**Written problem:** Look through the records below, count the lines with the word "over", and reply with only the number.

**Records for this exercise:**
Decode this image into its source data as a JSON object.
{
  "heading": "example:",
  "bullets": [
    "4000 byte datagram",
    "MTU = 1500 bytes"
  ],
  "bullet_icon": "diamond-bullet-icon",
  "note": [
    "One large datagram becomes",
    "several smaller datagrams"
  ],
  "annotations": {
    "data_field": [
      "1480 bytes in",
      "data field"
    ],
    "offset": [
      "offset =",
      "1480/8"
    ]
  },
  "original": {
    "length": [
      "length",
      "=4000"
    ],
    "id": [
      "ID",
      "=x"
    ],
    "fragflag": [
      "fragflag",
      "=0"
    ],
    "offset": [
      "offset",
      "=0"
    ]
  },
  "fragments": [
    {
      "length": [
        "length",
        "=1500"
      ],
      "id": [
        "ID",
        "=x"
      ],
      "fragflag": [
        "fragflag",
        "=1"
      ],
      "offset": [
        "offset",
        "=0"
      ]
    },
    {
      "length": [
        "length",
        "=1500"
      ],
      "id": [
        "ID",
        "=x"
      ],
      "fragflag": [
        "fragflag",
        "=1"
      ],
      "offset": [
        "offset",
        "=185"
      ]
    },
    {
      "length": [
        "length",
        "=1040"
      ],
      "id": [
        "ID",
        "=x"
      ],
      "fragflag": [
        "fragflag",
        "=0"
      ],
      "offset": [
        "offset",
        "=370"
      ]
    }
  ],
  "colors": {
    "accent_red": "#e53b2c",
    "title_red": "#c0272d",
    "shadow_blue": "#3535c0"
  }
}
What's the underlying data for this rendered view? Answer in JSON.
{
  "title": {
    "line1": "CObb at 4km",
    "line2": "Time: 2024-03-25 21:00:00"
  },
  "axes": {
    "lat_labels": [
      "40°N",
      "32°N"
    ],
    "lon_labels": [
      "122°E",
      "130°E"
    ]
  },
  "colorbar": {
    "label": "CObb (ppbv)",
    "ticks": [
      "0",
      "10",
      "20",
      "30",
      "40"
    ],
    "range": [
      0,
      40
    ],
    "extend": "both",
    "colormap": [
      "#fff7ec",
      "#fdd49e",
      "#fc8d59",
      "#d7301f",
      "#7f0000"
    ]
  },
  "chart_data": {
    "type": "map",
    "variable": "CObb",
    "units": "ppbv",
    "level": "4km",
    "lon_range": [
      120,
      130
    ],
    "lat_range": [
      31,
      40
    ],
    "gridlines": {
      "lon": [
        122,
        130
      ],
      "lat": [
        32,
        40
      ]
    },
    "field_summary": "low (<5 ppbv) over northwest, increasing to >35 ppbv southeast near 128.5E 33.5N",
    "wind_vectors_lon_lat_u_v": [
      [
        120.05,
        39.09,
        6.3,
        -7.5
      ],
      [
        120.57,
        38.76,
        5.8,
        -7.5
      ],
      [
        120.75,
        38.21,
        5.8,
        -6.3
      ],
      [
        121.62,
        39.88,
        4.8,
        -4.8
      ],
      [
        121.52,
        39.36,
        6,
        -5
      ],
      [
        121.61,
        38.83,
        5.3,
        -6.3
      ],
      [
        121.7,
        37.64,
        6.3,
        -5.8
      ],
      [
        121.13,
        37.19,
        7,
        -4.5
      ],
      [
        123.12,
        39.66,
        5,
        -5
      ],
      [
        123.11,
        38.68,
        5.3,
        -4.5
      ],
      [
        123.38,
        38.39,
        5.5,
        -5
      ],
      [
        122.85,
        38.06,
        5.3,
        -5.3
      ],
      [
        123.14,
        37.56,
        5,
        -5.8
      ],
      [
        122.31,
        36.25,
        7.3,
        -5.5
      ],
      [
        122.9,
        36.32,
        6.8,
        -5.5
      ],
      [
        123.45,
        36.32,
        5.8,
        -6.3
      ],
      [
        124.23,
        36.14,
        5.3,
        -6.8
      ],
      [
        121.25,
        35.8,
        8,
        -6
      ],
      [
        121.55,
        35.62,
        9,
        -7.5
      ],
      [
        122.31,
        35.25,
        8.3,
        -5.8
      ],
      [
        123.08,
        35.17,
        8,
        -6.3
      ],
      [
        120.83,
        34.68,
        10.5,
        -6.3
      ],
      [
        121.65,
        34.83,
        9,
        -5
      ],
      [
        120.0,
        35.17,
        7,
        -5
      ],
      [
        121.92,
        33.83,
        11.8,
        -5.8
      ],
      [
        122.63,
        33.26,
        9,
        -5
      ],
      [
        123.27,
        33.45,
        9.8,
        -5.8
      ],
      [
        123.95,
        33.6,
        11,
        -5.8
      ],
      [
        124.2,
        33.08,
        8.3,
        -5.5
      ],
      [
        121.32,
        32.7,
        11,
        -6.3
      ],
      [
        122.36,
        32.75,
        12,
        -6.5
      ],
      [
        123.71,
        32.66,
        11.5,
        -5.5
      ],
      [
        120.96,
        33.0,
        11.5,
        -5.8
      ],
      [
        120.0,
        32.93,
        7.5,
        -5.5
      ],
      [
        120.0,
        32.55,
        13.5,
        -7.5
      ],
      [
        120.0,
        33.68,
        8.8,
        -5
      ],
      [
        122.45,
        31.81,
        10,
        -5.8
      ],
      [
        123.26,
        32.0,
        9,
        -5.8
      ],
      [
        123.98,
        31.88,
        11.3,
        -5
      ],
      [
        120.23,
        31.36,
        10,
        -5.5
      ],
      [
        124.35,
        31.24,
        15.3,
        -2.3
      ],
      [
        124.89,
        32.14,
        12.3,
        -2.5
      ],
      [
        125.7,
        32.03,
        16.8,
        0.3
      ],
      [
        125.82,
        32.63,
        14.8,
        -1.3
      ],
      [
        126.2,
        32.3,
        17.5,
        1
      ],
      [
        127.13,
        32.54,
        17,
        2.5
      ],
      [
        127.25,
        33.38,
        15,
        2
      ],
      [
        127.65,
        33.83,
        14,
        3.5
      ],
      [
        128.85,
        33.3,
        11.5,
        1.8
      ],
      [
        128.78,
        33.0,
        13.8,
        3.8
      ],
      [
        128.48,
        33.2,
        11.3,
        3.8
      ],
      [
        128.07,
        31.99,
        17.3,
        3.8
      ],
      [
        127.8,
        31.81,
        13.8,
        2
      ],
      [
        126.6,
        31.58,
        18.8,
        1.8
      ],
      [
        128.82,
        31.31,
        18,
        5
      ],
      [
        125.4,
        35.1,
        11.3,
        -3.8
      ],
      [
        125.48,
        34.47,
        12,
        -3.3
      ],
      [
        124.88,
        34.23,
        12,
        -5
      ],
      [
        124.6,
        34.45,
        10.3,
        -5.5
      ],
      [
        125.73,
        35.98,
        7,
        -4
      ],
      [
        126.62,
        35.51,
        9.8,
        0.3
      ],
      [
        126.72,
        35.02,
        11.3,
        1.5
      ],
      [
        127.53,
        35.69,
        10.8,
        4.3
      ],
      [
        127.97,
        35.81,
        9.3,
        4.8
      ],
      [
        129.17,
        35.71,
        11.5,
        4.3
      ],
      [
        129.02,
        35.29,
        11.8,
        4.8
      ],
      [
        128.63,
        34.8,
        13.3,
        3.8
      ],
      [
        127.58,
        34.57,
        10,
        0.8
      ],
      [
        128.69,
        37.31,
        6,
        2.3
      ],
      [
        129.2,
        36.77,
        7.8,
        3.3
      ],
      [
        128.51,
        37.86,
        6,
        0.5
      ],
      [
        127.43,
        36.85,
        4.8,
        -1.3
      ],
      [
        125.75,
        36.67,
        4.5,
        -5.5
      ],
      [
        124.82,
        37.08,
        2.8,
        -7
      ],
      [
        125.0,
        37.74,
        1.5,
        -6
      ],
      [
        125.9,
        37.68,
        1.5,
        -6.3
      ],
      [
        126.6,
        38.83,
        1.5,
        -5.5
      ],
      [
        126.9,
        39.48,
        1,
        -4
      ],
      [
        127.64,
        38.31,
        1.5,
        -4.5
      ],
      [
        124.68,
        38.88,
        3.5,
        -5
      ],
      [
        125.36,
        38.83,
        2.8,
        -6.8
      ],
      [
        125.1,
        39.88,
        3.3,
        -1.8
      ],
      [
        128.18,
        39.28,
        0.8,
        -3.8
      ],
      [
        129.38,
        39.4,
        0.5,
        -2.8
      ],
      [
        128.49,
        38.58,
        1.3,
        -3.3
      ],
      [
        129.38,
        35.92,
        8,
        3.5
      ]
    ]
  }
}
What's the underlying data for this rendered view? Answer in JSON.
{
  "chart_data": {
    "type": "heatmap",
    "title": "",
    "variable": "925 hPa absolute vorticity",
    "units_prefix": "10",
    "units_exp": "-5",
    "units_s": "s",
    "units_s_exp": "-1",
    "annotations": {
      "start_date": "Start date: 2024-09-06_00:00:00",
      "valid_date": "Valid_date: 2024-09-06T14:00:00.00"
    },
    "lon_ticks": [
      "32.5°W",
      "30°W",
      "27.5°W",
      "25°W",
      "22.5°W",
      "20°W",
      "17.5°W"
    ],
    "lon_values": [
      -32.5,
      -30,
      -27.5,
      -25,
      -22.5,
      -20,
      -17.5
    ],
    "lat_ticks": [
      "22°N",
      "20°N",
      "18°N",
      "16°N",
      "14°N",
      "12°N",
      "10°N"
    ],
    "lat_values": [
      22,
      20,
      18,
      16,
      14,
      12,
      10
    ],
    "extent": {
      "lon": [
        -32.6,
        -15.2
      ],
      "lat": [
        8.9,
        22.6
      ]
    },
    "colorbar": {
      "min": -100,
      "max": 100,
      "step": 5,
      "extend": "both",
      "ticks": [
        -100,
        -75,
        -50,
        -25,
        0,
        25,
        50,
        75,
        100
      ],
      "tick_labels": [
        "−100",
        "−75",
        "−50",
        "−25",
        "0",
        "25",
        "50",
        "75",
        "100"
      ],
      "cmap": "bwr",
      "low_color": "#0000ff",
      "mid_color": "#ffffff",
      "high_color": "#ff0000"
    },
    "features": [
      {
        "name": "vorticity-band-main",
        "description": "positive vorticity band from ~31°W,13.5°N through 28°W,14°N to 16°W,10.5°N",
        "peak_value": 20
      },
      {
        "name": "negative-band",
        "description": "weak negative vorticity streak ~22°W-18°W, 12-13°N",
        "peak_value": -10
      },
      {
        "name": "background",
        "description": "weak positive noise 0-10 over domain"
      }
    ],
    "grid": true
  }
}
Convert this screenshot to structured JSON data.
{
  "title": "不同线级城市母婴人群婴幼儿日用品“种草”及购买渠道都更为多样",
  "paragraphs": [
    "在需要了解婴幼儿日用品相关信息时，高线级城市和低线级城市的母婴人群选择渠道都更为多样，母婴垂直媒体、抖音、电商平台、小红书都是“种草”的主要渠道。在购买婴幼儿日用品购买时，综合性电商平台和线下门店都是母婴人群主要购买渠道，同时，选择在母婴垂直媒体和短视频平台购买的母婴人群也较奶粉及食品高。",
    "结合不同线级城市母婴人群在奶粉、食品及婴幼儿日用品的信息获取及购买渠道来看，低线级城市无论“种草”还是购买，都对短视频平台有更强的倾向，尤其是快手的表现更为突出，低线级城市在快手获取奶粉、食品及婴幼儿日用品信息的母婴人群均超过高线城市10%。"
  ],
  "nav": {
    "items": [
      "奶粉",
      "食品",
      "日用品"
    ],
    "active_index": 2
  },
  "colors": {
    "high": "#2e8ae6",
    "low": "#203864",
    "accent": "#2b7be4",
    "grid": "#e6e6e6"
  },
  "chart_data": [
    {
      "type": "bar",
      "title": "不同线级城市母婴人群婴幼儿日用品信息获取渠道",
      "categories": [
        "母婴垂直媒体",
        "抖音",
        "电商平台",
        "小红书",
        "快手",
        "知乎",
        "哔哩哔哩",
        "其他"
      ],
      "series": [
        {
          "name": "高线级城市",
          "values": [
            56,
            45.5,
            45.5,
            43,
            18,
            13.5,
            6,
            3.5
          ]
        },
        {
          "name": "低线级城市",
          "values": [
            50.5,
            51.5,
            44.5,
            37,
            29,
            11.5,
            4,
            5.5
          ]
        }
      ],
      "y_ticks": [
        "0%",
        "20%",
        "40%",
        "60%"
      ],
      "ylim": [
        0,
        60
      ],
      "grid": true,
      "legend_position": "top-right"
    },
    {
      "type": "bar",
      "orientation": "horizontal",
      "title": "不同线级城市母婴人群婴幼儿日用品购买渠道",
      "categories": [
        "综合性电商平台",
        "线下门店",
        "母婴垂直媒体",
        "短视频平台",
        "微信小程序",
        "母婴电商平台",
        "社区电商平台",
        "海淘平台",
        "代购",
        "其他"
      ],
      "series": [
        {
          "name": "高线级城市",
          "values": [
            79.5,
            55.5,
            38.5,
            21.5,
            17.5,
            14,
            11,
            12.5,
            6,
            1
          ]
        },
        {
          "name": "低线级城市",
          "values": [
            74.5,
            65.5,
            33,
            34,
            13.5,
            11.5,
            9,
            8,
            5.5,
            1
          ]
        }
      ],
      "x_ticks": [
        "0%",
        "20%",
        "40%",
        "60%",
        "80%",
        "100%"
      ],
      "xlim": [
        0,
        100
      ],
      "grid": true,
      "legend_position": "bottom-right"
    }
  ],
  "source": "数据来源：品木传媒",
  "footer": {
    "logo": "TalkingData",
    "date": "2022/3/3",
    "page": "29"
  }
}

**Solution to this task:** 2